**EXTRACTED DATA**
####

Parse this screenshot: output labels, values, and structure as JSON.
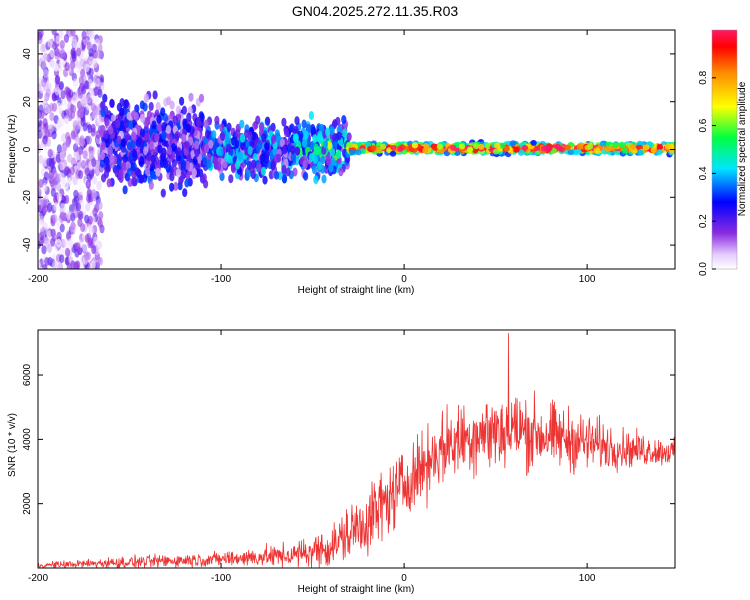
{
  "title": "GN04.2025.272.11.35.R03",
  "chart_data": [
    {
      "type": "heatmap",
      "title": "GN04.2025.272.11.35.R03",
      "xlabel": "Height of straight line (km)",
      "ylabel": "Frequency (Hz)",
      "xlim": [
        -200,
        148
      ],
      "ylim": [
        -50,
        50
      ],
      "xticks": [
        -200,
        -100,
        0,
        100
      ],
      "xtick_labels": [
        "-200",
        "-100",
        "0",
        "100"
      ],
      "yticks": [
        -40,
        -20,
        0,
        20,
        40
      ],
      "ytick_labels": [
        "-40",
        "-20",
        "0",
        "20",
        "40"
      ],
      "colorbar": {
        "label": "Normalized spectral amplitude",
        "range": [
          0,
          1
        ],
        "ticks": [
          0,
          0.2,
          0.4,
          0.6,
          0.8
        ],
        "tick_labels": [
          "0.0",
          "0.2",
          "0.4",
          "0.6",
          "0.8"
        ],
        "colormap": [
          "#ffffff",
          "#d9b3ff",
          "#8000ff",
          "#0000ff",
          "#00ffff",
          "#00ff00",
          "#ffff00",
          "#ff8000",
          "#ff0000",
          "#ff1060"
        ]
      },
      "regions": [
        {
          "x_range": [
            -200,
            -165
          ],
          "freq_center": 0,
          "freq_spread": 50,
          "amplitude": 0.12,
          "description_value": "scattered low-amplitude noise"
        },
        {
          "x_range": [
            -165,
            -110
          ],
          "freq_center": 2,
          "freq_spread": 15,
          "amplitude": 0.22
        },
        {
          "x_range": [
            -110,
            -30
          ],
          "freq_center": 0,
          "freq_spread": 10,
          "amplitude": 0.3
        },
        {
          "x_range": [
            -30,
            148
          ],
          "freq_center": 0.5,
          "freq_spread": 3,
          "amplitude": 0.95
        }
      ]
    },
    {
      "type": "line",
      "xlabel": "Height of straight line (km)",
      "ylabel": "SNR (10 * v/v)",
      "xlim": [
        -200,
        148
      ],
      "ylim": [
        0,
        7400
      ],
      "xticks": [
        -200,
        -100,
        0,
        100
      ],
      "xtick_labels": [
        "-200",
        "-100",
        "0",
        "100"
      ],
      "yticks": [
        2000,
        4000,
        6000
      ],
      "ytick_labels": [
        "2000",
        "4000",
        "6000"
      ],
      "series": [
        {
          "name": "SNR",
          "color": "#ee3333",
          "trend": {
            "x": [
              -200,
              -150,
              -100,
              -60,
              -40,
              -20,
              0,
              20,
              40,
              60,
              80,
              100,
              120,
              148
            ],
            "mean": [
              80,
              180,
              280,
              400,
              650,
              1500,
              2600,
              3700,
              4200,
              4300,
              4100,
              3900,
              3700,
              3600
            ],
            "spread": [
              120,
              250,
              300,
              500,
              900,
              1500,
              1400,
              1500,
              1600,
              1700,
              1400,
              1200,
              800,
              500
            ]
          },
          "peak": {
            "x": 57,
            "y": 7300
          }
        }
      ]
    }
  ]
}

####

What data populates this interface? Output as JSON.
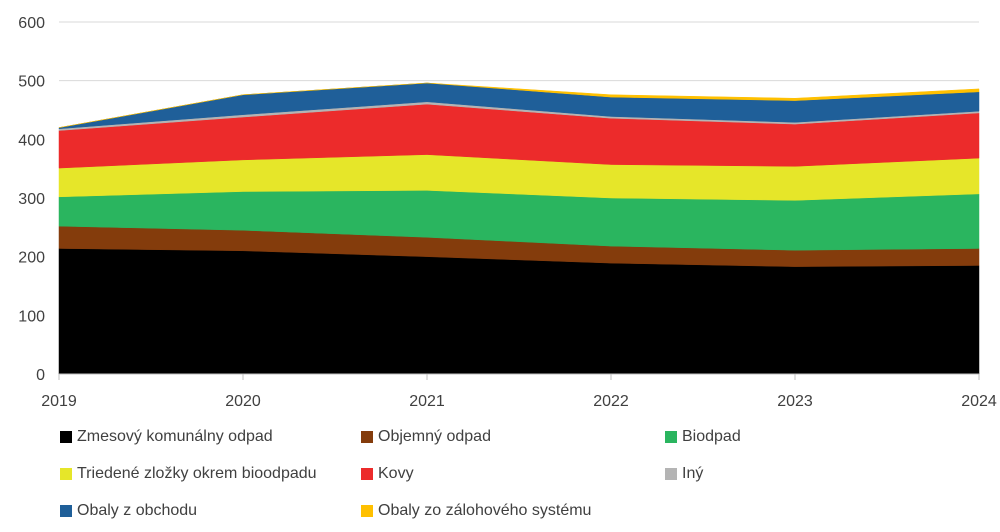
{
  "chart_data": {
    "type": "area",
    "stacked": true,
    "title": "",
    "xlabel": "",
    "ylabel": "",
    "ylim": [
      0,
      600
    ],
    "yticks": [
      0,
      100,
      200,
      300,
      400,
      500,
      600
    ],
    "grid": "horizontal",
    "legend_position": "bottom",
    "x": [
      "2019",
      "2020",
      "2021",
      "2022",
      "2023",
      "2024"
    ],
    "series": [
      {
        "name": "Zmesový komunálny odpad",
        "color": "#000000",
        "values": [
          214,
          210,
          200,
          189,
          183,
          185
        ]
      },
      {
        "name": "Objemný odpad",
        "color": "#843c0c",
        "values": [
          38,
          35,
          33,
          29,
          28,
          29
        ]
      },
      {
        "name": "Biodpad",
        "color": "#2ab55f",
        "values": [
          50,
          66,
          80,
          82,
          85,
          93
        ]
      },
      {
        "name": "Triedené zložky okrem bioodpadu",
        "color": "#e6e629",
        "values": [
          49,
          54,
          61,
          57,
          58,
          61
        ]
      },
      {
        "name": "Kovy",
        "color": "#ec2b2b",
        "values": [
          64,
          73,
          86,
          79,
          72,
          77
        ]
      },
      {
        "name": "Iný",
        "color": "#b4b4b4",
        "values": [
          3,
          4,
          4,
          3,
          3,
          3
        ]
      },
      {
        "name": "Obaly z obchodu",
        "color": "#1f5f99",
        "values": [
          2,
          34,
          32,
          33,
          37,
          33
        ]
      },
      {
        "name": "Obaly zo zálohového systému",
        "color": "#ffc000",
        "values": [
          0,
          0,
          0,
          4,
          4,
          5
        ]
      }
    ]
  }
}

####

**WHAT YOU SHOULD DO**
State how many lines of the records hold the string "title", and nothing else.

**RESULT OF THE TASK**
3